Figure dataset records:
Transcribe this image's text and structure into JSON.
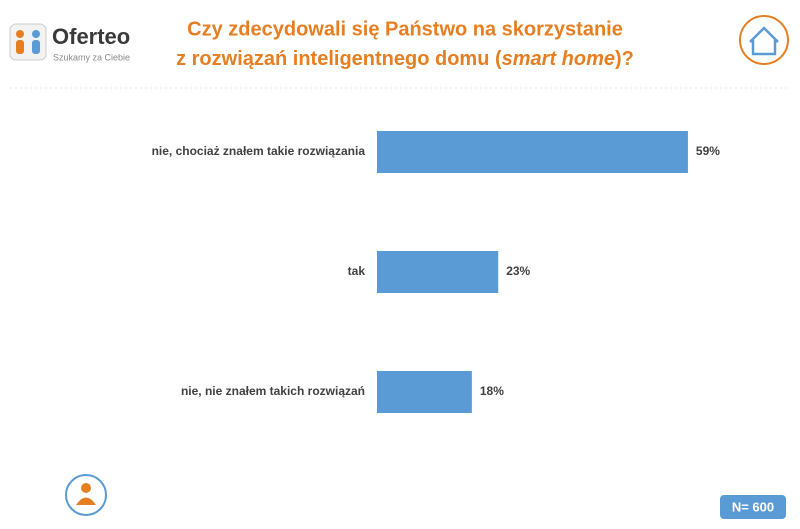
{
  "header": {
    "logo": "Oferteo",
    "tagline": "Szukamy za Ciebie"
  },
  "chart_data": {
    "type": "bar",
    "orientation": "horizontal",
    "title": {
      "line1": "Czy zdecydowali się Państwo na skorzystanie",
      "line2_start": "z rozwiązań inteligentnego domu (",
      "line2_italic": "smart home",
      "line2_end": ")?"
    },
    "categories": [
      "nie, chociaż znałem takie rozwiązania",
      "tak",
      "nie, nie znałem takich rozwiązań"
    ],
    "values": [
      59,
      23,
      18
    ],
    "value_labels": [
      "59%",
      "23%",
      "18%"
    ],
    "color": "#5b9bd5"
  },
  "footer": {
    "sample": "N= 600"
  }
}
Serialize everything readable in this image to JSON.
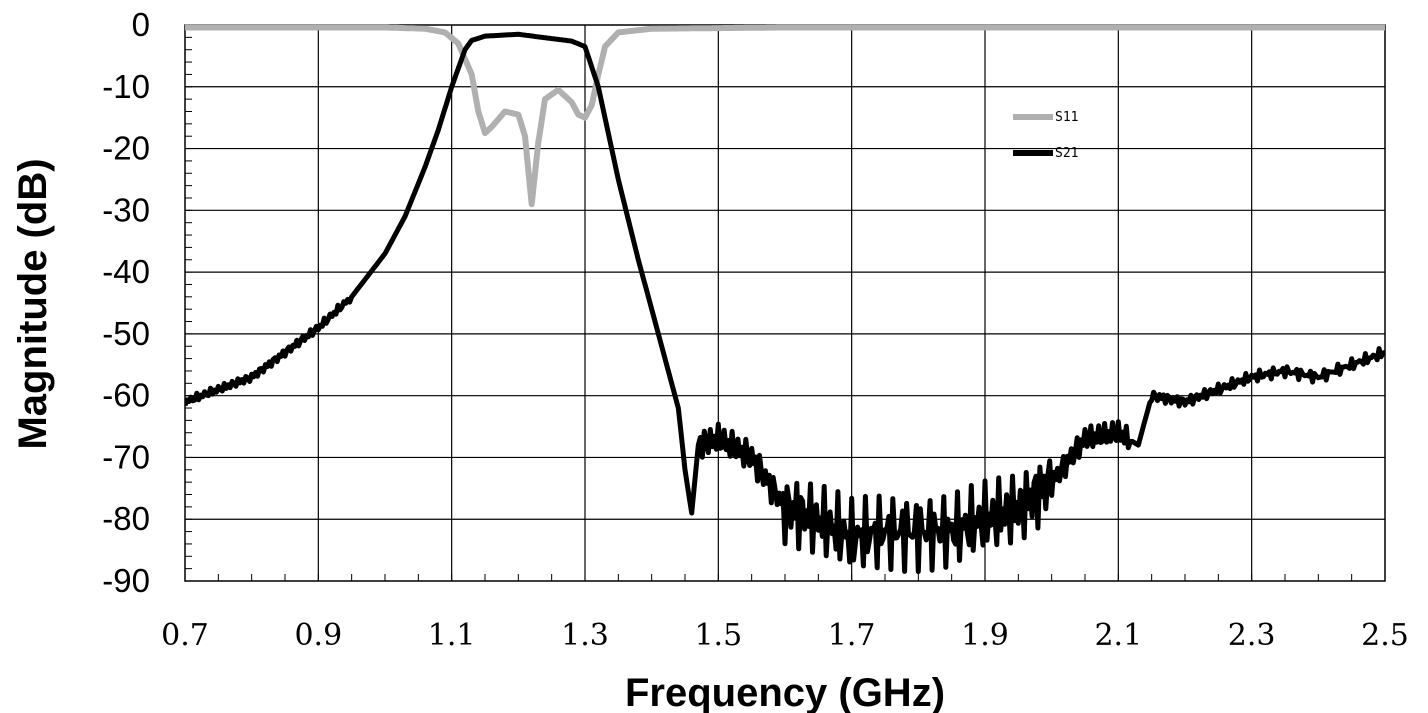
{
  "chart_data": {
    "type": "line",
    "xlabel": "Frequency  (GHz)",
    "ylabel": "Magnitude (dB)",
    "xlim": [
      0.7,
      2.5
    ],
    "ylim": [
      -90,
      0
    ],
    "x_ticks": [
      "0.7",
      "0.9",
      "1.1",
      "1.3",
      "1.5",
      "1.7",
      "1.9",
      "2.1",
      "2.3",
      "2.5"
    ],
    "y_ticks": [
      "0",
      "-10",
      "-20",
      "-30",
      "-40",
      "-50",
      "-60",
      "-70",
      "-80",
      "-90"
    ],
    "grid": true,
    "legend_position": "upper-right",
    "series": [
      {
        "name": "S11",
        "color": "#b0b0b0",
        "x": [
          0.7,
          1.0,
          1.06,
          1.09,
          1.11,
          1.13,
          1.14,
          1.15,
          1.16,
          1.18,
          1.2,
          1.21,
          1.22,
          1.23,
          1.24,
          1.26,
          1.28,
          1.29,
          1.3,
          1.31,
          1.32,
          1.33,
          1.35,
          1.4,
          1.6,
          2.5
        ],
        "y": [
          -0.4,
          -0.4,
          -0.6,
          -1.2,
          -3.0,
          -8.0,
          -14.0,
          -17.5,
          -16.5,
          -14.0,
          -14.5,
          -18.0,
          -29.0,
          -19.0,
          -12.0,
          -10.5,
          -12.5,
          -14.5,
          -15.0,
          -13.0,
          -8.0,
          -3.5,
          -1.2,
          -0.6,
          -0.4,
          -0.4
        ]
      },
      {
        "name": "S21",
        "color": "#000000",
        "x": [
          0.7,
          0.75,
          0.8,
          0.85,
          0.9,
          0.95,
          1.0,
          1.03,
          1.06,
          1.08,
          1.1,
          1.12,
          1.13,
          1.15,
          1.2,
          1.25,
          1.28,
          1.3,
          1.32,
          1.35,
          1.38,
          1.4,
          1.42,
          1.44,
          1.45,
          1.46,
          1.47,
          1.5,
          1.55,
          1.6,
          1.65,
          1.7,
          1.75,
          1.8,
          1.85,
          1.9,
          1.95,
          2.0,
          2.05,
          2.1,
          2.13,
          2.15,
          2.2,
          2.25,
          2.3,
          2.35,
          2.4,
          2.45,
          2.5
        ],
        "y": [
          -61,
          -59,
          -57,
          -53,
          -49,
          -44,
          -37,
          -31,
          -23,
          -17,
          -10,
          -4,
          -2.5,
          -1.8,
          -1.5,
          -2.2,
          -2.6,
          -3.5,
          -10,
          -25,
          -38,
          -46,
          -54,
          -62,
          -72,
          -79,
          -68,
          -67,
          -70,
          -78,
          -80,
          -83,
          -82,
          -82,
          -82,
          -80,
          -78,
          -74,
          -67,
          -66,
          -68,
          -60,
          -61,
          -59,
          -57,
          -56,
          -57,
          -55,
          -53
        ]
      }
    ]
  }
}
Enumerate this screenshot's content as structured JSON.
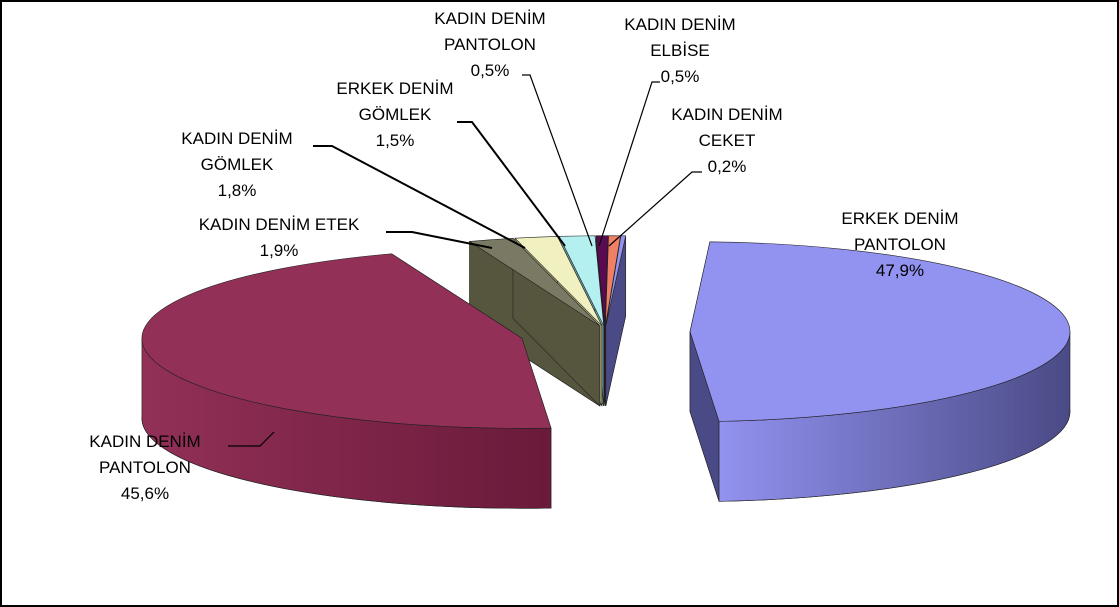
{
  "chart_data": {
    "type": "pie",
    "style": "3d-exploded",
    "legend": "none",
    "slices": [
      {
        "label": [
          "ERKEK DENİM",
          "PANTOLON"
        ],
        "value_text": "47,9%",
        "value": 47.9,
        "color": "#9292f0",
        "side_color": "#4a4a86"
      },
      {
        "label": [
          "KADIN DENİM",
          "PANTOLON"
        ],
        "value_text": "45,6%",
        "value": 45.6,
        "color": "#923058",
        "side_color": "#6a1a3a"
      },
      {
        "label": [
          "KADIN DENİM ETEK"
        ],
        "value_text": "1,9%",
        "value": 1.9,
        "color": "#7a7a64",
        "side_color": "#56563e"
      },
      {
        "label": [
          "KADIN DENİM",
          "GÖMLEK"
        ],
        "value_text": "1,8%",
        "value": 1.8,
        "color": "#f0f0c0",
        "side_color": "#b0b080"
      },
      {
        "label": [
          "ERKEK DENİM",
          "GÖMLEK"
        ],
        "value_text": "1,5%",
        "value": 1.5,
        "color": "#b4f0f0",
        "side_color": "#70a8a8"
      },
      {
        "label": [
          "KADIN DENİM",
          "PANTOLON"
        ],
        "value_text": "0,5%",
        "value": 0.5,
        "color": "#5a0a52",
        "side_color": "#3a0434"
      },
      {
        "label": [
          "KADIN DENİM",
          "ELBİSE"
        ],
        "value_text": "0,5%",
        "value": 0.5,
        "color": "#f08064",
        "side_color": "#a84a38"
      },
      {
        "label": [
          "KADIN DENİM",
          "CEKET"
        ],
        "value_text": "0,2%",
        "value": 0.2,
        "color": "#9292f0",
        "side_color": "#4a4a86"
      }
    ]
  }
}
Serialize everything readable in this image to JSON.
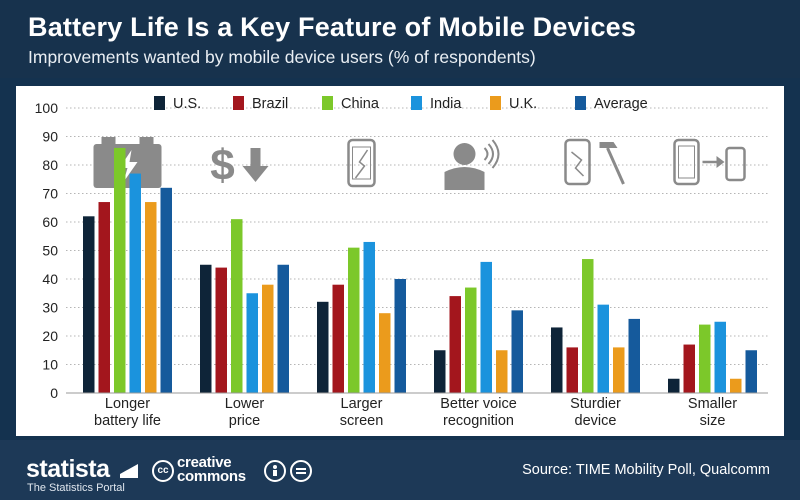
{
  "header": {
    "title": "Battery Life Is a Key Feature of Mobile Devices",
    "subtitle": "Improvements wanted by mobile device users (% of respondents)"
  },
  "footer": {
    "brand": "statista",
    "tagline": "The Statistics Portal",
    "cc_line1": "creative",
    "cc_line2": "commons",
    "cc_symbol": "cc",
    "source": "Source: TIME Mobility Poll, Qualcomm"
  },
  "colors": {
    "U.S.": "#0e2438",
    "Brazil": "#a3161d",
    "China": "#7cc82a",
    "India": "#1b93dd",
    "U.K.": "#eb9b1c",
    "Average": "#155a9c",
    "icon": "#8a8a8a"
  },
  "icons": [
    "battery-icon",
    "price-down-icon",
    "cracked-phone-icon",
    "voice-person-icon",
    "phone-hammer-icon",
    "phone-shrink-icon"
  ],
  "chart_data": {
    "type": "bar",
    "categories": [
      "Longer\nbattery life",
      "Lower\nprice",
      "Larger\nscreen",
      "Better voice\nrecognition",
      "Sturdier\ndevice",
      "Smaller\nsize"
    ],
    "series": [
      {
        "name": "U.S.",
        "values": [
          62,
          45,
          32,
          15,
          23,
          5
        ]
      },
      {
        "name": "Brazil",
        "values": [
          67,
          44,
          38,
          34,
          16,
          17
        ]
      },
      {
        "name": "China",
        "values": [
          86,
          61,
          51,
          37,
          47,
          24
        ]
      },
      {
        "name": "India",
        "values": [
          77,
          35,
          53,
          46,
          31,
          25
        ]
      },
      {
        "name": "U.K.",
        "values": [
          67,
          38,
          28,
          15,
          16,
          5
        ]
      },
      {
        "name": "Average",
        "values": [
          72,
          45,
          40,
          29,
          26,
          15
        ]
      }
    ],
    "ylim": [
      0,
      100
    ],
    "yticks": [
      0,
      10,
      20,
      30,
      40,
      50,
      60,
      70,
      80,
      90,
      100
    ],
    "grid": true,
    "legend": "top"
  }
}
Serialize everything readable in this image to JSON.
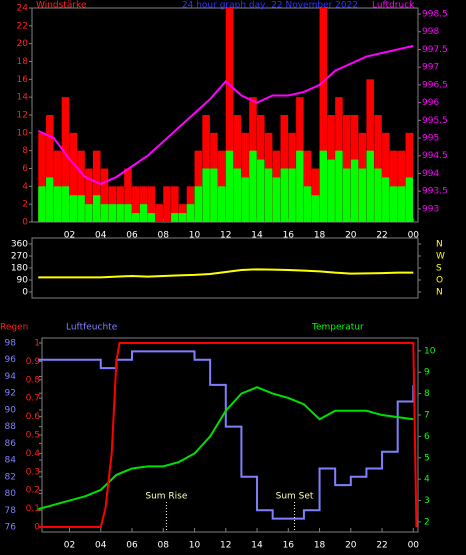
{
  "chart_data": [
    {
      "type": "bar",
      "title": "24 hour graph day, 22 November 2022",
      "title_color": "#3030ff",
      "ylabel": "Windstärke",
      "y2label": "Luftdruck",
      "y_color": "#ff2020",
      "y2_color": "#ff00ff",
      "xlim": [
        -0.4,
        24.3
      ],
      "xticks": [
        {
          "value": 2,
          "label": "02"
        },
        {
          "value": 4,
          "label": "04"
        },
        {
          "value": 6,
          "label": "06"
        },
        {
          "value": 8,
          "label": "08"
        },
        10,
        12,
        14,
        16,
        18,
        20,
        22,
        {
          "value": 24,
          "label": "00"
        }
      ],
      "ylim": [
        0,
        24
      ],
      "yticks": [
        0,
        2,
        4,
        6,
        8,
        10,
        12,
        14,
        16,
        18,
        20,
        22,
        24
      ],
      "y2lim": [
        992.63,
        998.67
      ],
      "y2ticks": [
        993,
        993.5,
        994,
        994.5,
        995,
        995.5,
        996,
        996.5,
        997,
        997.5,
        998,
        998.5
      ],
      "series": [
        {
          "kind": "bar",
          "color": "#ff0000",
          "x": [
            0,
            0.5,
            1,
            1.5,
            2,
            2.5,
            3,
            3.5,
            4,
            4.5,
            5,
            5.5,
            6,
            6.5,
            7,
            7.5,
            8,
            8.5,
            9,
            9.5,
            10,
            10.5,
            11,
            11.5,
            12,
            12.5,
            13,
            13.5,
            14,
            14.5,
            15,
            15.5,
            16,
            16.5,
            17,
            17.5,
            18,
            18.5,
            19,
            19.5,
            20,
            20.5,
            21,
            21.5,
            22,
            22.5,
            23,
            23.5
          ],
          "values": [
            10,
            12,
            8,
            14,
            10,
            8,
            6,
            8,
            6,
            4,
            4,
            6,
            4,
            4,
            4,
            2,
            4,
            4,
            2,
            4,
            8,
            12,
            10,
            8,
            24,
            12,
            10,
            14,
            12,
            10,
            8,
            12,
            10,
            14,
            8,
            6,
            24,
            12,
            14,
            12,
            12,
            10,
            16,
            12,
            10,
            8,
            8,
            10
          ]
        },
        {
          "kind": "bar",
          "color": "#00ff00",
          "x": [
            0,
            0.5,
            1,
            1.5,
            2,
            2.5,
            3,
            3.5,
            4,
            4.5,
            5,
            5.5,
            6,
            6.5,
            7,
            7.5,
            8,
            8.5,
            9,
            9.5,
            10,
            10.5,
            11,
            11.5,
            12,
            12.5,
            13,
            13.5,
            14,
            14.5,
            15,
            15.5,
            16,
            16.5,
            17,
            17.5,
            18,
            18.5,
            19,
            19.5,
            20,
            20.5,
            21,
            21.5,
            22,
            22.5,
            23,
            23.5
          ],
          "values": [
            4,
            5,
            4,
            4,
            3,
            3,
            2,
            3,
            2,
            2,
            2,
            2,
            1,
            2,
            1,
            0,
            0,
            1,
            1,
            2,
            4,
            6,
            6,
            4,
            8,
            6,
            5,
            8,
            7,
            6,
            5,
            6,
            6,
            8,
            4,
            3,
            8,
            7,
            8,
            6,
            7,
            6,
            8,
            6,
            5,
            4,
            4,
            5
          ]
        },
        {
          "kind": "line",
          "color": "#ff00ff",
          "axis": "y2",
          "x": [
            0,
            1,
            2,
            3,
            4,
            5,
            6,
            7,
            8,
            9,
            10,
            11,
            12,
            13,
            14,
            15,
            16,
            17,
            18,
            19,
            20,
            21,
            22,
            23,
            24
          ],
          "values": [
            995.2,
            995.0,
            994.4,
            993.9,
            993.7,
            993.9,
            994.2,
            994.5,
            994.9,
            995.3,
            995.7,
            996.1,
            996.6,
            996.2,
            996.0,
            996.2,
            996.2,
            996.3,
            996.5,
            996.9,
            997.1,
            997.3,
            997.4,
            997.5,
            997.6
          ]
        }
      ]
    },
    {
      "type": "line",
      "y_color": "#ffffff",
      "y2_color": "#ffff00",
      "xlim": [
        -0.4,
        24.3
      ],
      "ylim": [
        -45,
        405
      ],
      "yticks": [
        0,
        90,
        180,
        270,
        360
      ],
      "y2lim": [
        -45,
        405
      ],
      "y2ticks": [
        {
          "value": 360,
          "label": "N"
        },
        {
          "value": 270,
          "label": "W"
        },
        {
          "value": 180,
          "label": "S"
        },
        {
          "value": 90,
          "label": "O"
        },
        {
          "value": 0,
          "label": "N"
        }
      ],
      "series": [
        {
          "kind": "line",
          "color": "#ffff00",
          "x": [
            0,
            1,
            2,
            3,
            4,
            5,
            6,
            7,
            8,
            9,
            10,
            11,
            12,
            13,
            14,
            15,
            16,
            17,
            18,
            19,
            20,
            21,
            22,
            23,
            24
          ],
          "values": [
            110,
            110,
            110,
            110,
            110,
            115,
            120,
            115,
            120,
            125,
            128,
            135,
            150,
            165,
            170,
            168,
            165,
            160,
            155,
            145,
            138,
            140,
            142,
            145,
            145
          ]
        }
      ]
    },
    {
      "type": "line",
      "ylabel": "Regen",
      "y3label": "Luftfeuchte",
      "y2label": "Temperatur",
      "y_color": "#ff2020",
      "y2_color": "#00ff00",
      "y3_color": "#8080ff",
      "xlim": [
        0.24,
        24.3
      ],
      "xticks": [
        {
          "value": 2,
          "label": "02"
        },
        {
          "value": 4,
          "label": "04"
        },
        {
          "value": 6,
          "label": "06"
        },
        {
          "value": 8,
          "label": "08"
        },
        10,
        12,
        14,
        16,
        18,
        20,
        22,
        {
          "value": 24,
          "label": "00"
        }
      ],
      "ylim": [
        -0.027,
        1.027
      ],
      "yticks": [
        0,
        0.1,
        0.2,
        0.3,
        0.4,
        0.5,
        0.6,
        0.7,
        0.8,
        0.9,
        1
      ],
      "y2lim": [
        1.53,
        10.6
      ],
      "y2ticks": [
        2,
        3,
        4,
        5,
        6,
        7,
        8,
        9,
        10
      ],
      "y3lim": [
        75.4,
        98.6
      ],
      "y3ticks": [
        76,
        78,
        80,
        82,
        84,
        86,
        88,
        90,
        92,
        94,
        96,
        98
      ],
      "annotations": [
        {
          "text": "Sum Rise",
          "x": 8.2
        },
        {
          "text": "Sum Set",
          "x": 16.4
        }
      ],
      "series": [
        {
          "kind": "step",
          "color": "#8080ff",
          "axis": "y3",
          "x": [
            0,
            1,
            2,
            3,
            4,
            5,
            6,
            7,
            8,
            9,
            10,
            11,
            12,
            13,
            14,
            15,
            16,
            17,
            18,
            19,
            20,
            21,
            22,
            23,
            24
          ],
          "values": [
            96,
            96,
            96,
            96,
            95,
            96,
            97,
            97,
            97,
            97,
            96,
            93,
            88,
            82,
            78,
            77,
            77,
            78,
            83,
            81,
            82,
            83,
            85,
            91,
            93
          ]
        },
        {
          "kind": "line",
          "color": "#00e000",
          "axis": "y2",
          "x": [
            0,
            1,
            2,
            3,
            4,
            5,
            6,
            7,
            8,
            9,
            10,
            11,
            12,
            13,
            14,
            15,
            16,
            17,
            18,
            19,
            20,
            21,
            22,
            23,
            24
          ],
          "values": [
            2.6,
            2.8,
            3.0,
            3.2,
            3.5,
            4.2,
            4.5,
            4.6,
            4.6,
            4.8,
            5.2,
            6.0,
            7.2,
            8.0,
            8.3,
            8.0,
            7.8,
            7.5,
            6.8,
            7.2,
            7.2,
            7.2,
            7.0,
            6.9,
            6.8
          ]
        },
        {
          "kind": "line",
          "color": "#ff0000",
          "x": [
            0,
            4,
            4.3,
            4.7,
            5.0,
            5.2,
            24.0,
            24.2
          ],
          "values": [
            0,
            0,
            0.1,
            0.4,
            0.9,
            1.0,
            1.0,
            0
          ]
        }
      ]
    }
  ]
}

Task to carry out
Extract every line above that contains the word "phone".

Full answer
    "cracked-phone-icon",
    "phone-hammer-icon",
    "phone-shrink-icon"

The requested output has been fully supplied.